RAW RECORDS:
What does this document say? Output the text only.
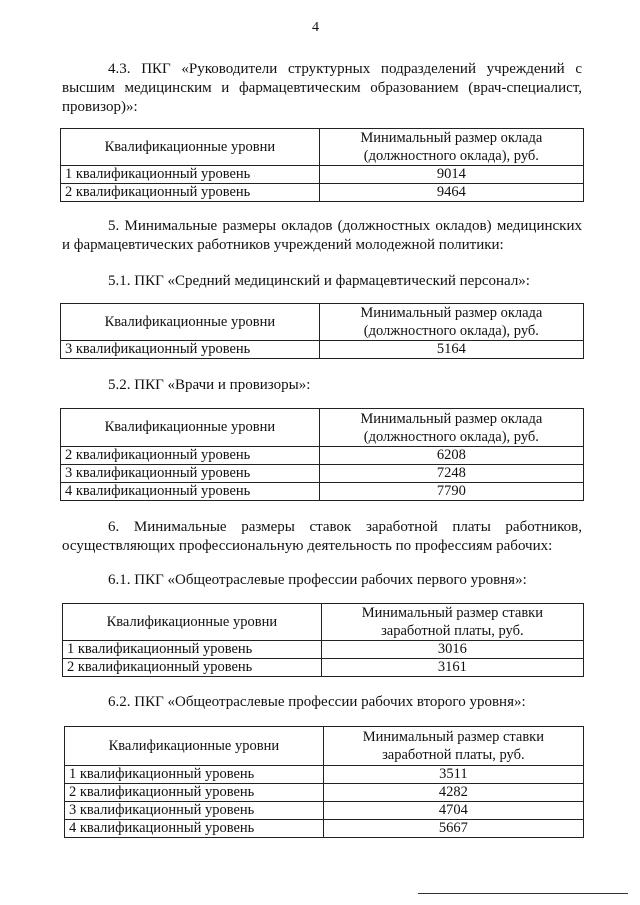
4
4.3. ПКГ «Руководители структурных подразделений учреждений с высшим медицинским и фармацевтическим образованием (врач-специалист, провизор)»:
Квалификационные уровни	Минимальный размер оклада (должностного оклада), руб.
1 квалификационный уровень	9014
2 квалификационный уровень	9464
5. Минимальные размеры окладов (должностных окладов) медицинских и фармацевтических работников учреждений молодежной политики:
5.1. ПКГ «Средний медицинский и фармацевтический персонал»:
Квалификационные уровни	Минимальный размер оклада (должностного оклада), руб.
3 квалификационный уровень	5164
5.2. ПКГ «Врачи и провизоры»:
Квалификационные уровни	Минимальный размер оклада (должностного оклада), руб.
2 квалификационный уровень	6208
3 квалификационный уровень	7248
4 квалификационный уровень	7790
6. Минимальные размеры ставок заработной платы работников, осуществляющих профессиональную деятельность по профессиям рабочих:
6.1. ПКГ «Общеотраслевые профессии рабочих первого уровня»:
Квалификационные уровни	Минимальный размер ставки заработной платы, руб.
1 квалификационный уровень	3016
2 квалификационный уровень	3161
6.2. ПКГ «Общеотраслевые профессии рабочих второго уровня»:
Квалификационные уровни	Минимальный размер ставки заработной платы, руб.
1 квалификационный уровень	3511
2 квалификационный уровень	4282
3 квалификационный уровень	4704
4 квалификационный уровень	5667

INSTRUCTIONS FOR THE TASK: Quote the listing above in full, except for the pictures.

OUTPUT FOR THIS TASK:
What does this document say? Output the text only.
4
4.3. ПКГ «Руководители структурных подразделений учреждений с высшим медицинским и фармацевтическим образованием (врач-специалист, провизор)»:
Квалификационные уровни	Минимальный размер оклада (должностного оклада), руб.
1 квалификационный уровень	9014
2 квалификационный уровень	9464
5. Минимальные размеры окладов (должностных окладов) медицинских и фармацевтических работников учреждений молодежной политики:
5.1. ПКГ «Средний медицинский и фармацевтический персонал»:
Квалификационные уровни	Минимальный размер оклада (должностного оклада), руб.
3 квалификационный уровень	5164
5.2. ПКГ «Врачи и провизоры»:
Квалификационные уровни	Минимальный размер оклада (должностного оклада), руб.
2 квалификационный уровень	6208
3 квалификационный уровень	7248
4 квалификационный уровень	7790
6. Минимальные размеры ставок заработной платы работников, осуществляющих профессиональную деятельность по профессиям рабочих:
6.1. ПКГ «Общеотраслевые профессии рабочих первого уровня»:
Квалификационные уровни	Минимальный размер ставки заработной платы, руб.
1 квалификационный уровень	3016
2 квалификационный уровень	3161
6.2. ПКГ «Общеотраслевые профессии рабочих второго уровня»:
Квалификационные уровни	Минимальный размер ставки заработной платы, руб.
1 квалификационный уровень	3511
2 квалификационный уровень	4282
3 квалификационный уровень	4704
4 квалификационный уровень	5667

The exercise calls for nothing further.